##### QUOTED TEXT

Tanzania, like some other developing countries, has made
efforts towards transitions to Green economy (Kabubu, 2012).
One of the principal initiator of sustainable development
movement and so green economy in the country is the Rio
Conference of 1992 (UNCED, 1992). Since the Rio
Conference, the United Republic of Tanzania has made
progress in various areas to ensure that the country follows a
sustainable development path. Unlike other Sub-Saharan
Africa countries such as Rwanda (Rwanda, 2011), and
Ethiopia (Vision, 2011), Tanzania does not have a specific
national policy or strategy on green economy nor national
definition on the meaning of “green economy” in the context
of sustainable development and poverty eradication (URT,
2012a). However, there have been different, direct, and
indirect actions and initiatives that have been implemented in
the country in support of the green economy initiative. These,
have somehow altered the existed institution and relationships
of authorities in achieving the goals/objectives of going green.
Initiatives towards a green economy in Tanzania are in
different ways, such as various projects, programs, forests,
and agriculture-related initiatives (Buseth, 2017; Koch, 2017).

##########
##### MATERIAL PROVIDED

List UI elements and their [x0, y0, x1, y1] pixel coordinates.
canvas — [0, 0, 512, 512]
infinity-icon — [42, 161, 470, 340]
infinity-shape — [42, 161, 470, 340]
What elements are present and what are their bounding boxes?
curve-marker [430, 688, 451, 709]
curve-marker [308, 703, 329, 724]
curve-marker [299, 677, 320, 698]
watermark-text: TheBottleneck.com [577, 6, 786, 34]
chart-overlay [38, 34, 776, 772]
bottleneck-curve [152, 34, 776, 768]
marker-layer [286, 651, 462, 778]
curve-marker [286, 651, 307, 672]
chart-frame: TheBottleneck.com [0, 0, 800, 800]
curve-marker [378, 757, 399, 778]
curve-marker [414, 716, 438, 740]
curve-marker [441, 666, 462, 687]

##########

• **WORK TO DO**
1: Recast the entries from the line containing "What elements are" down to the line containing "curve-marker [378, 757, 399, 778]" as a Markdown table with the columns Row and Line, leaving out any blank lines.
2: Pick up the passage on Tanzania's steps toward a green economy and keep it going from its last sentence.
The text and the entries have nothing to do with each other.

• **SET OF ANSWERS**
1:
| Row | Line |
|---|---|
| 1 | What elements are present and what are their bounding boxes? |
| 2 | curve-marker [430, 688, 451, 709] |
| 3 | curve-marker [308, 703, 329, 724] |
| 4 | curve-marker [299, 677, 320, 698] |
| 5 | watermark-text: TheBottleneck.com [577, 6, 786, 34] |
| 6 | chart-overlay [38, 34, 776, 772] |
| 7 | bottleneck-curve [152, 34, 776, 768] |
| 8 | marker-layer [286, 651, 462, 778] |
| 9 | curve-marker [286, 651, 307, 672] |
| 10 | chart-frame: TheBottleneck.com [0, 0, 800, 800] |
| 11 | curve-marker [378, 757, 399, 778] |

2:
The country also has and is implementing several national
Strategic development plans, projects and crosscutting
policies, laws, and regulations, which have features that
promote the green economy. Such features include the
promotion of renewable energies (solar, hydropower, wind,
geothermal, biogas), use of energy efficient appliances and
equipment, efficient mass transit systems, cleaner production
initiatives, fuel switching to natural gas and other alternative
energy sources, efficient and sustainable use of natural
resources (URT, 2012a). This paper explores the main green
economy-related initiatives and reviews if these are enough
and capable of taking through the country to green economy
transitions.
The southern agricultural growth corridor of Tanzania
(SAGCOT)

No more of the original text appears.